Exercise
Of all the lines in the material, how many include the word "деле"? Give only the number.

Dataset excerpt
[Begin]
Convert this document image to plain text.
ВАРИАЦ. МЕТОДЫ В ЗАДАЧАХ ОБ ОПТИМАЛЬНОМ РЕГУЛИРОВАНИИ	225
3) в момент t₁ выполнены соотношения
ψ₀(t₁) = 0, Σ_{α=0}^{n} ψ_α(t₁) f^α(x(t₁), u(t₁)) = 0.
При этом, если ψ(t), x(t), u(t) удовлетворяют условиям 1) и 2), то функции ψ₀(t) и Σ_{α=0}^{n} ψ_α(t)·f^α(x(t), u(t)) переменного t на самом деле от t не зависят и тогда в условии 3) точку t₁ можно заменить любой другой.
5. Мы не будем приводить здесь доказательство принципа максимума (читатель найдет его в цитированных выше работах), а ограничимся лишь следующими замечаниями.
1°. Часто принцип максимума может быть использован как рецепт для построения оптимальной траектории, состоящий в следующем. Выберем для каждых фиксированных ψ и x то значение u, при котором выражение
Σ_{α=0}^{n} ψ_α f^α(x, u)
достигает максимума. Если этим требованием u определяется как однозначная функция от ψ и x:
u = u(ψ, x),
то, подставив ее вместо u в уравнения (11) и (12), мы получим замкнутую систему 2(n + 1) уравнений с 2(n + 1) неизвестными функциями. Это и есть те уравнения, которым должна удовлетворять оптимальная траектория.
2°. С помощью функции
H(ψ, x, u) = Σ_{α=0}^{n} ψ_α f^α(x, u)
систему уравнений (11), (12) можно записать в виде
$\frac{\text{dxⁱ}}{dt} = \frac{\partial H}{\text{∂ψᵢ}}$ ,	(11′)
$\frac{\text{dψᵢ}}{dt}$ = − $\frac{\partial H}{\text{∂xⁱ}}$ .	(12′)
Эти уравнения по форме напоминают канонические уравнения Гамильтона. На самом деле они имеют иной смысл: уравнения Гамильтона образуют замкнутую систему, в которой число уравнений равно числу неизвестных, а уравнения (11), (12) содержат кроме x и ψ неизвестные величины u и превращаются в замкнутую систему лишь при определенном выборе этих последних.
[End]
The result
2